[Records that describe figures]
+ + + + +

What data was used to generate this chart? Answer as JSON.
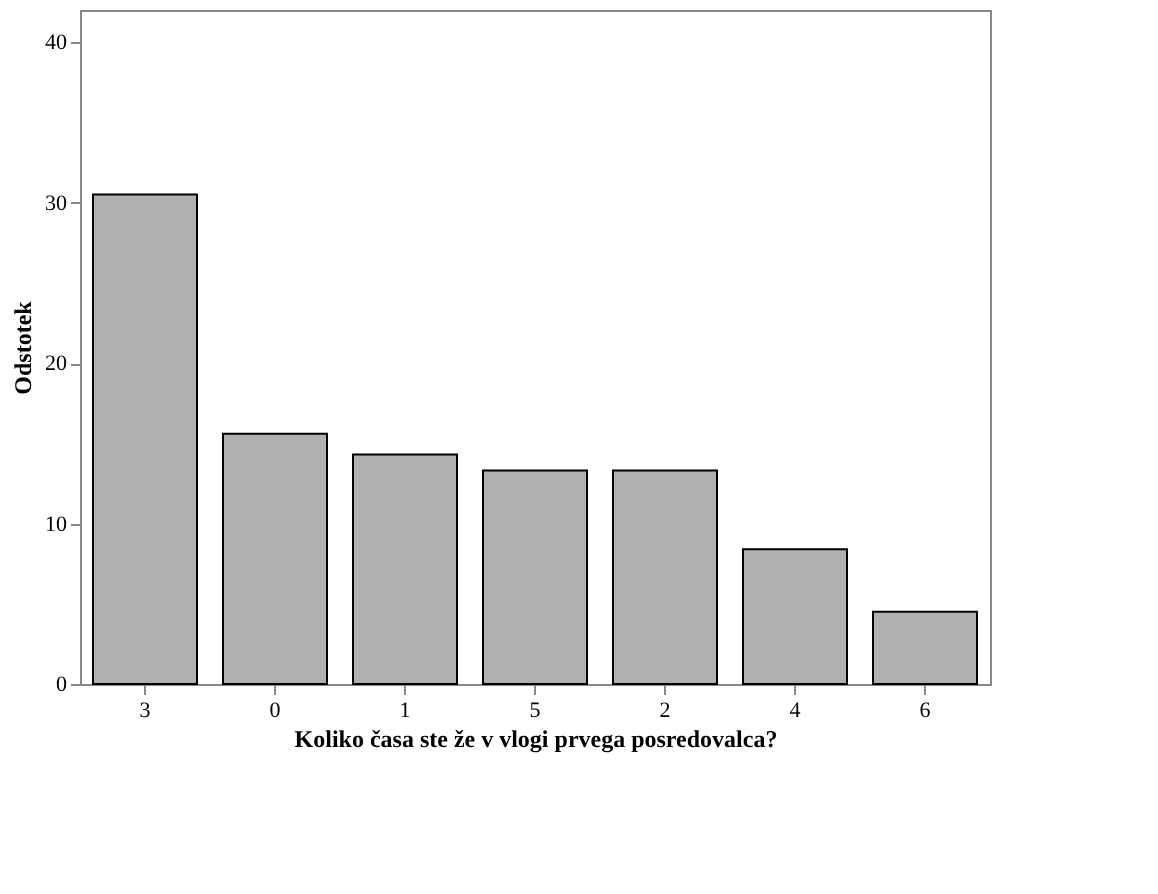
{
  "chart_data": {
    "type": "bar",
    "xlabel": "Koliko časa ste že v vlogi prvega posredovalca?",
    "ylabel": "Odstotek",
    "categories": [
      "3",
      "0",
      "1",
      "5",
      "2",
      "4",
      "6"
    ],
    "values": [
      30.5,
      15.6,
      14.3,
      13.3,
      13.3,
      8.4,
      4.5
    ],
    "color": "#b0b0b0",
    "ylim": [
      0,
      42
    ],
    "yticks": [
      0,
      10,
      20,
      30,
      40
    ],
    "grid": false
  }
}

+ + + + +

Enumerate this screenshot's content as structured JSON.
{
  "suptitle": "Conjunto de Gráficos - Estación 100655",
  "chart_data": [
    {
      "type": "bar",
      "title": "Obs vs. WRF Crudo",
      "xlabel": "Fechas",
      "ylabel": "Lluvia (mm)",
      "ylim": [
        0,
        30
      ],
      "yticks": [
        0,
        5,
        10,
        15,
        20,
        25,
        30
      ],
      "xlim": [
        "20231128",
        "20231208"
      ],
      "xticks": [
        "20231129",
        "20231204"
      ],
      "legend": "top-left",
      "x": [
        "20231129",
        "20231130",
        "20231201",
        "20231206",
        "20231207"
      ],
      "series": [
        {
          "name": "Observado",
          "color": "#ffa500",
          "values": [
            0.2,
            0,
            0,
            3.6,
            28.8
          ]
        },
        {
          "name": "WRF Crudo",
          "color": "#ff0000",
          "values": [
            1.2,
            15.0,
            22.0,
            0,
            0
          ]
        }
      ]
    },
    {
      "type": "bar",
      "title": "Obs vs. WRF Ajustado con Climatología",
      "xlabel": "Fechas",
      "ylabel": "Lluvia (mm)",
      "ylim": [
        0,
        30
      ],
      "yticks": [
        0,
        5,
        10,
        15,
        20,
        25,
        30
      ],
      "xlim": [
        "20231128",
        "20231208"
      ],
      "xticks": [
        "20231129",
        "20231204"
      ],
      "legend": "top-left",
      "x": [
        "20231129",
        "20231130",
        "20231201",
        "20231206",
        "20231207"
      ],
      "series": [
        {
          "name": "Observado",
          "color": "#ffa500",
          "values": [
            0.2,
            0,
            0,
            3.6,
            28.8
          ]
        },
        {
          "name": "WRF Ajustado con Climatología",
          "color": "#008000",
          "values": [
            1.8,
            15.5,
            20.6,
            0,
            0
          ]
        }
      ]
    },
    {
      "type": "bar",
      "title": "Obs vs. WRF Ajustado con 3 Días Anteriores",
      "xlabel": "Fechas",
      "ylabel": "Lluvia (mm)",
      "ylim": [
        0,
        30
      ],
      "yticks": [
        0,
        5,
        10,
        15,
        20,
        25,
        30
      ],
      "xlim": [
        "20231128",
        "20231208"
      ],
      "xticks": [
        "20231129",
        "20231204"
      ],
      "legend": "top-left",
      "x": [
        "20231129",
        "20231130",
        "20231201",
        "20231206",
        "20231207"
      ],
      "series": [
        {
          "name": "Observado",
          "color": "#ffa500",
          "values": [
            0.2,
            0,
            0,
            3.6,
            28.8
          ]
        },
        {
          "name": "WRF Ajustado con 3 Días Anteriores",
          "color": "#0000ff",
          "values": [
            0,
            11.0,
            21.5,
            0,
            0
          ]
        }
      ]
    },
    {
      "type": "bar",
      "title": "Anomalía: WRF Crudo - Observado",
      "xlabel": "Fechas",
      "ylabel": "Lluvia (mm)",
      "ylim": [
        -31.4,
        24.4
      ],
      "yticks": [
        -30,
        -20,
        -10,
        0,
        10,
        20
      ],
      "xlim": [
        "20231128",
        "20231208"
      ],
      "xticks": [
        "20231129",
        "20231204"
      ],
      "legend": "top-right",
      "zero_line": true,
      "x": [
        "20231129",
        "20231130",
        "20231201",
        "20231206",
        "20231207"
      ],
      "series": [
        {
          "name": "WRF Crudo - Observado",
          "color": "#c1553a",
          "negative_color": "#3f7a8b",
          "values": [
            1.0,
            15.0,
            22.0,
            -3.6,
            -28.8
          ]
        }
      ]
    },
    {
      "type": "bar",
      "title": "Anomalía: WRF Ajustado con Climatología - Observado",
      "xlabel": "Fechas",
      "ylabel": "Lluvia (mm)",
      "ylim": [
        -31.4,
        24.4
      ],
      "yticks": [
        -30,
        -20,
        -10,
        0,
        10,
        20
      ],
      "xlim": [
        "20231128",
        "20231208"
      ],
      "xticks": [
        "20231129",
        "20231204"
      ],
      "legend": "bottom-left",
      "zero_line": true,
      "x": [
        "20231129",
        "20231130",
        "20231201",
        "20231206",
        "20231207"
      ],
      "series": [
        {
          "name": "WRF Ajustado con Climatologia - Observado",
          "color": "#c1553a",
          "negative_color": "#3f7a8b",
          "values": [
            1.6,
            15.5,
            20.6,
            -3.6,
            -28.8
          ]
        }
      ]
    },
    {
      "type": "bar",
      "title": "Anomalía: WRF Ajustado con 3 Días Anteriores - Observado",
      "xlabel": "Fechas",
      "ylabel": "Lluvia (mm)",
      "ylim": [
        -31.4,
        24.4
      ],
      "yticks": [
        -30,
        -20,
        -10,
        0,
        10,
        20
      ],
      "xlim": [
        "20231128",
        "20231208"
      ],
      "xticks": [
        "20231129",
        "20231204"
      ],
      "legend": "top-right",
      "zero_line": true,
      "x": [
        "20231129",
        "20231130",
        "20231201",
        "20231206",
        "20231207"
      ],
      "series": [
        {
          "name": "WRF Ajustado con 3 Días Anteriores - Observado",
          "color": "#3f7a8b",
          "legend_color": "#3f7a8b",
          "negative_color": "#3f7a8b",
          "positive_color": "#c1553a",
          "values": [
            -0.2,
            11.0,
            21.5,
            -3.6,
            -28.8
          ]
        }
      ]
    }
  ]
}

+ + + + +

WRITTEN TASK:
Look through the entries and find each line that has the string "Anomalía". Copy those lines.

RESULT OF THE TASK:
      "title": "Anomalía: WRF Crudo - Observado",
      "title": "Anomalía: WRF Ajustado con Climatología - Observado",
      "title": "Anomalía: WRF Ajustado con 3 Días Anteriores - Observado",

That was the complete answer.